Requirements |
Scan the following material for the string "CORRELATION" and copy each line in which it appears.

##### Supplied data

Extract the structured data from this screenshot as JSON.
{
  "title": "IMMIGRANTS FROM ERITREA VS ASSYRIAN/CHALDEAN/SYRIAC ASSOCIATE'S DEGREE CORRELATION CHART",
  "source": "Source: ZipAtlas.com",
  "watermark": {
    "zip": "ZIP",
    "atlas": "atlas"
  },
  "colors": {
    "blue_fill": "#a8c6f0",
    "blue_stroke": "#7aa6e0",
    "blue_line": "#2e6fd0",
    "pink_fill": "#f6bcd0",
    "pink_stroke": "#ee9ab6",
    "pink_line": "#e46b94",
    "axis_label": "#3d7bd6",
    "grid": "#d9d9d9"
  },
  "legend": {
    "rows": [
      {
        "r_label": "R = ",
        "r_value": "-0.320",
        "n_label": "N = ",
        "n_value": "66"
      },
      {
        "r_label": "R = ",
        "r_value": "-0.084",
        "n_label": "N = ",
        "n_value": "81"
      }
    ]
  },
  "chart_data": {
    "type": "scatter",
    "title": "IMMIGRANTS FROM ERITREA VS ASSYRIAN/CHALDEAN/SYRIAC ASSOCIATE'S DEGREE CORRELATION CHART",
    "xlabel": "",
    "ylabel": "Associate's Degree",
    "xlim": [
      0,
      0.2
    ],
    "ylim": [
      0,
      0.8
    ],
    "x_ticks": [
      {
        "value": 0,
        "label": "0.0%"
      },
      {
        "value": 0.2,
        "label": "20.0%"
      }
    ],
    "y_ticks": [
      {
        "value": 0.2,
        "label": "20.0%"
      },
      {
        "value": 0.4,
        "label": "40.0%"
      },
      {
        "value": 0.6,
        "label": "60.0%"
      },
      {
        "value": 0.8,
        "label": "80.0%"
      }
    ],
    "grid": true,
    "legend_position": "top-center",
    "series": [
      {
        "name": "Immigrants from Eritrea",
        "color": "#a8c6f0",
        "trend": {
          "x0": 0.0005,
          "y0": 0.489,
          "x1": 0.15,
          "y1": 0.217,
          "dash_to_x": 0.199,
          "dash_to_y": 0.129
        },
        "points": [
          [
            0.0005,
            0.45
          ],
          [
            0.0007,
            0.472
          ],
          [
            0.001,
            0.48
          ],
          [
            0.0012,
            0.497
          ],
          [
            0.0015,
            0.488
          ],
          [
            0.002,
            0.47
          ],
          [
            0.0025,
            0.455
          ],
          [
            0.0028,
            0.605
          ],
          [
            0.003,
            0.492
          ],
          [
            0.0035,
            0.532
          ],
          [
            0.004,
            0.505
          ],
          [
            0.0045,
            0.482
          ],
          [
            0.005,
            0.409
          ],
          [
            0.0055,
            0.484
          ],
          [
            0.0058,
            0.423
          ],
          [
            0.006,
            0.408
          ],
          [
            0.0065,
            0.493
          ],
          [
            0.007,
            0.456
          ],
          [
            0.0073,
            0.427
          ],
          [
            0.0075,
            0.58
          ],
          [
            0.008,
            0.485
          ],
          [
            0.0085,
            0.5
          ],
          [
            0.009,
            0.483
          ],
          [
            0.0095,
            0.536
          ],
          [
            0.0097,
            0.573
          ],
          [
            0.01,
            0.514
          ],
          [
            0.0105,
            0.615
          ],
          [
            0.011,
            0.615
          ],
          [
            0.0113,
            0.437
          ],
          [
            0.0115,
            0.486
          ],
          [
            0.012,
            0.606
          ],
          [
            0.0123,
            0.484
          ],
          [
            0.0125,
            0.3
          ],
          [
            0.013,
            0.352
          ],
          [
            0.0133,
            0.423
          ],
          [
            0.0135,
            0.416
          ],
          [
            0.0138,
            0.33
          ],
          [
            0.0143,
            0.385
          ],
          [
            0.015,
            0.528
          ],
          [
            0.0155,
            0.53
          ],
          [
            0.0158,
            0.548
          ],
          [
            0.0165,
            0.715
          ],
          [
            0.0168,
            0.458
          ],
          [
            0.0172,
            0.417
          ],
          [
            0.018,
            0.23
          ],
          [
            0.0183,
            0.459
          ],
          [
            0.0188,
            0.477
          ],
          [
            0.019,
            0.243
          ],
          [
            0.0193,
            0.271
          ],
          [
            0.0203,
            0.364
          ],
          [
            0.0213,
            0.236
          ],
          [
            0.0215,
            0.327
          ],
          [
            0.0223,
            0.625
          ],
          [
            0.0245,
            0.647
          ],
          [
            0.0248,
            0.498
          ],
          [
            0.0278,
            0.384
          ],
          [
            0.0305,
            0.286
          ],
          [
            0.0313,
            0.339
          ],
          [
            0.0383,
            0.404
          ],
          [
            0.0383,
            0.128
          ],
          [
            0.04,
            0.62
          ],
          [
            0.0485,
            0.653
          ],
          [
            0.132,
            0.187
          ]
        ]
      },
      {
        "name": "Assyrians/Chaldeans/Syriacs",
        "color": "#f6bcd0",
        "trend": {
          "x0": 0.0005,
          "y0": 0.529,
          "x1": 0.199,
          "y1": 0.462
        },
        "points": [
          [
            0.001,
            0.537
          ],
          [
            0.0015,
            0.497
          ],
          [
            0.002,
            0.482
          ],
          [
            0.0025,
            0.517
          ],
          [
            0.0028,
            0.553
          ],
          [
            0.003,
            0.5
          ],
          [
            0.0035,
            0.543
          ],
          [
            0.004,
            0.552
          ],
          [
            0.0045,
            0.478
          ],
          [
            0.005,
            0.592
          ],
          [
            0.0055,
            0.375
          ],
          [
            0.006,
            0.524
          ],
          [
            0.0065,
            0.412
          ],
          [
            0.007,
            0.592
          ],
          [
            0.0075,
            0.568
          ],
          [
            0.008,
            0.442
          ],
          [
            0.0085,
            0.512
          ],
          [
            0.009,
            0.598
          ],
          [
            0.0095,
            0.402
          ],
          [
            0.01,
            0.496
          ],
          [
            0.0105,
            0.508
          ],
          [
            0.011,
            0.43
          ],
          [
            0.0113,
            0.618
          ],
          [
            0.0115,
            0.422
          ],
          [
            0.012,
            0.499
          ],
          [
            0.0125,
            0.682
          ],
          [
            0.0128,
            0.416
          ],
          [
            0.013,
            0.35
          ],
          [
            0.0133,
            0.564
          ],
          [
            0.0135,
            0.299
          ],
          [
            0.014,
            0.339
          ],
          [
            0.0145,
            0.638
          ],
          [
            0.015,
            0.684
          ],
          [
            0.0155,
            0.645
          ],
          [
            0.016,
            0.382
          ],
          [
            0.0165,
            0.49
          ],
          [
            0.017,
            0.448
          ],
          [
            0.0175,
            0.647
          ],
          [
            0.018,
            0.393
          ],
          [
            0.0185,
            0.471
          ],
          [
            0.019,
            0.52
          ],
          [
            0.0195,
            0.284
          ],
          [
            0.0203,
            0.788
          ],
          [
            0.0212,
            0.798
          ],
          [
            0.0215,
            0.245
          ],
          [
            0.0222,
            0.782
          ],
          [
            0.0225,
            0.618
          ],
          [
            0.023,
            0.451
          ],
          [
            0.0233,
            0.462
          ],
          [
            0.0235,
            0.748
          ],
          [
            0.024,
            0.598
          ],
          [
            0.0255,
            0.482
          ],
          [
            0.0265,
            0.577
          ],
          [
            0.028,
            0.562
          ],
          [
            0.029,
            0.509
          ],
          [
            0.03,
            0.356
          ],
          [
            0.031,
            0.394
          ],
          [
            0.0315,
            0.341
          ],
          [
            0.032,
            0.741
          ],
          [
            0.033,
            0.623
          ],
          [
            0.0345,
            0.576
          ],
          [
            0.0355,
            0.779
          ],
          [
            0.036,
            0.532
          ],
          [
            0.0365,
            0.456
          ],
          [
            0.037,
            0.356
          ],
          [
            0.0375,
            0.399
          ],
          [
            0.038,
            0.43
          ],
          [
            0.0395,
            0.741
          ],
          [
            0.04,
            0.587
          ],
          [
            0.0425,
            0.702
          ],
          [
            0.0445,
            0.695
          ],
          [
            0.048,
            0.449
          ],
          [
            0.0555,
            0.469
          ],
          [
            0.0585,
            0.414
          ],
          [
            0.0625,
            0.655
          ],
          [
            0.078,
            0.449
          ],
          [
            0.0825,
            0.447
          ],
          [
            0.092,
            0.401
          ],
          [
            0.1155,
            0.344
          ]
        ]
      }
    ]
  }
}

##########

Full response |
  "title": "IMMIGRANTS FROM ERITREA VS ASSYRIAN/CHALDEAN/SYRIAC ASSOCIATE'S DEGREE CORRELATION CHART",
    "title": "IMMIGRANTS FROM ERITREA VS ASSYRIAN/CHALDEAN/SYRIAC ASSOCIATE'S DEGREE CORRELATION CHART",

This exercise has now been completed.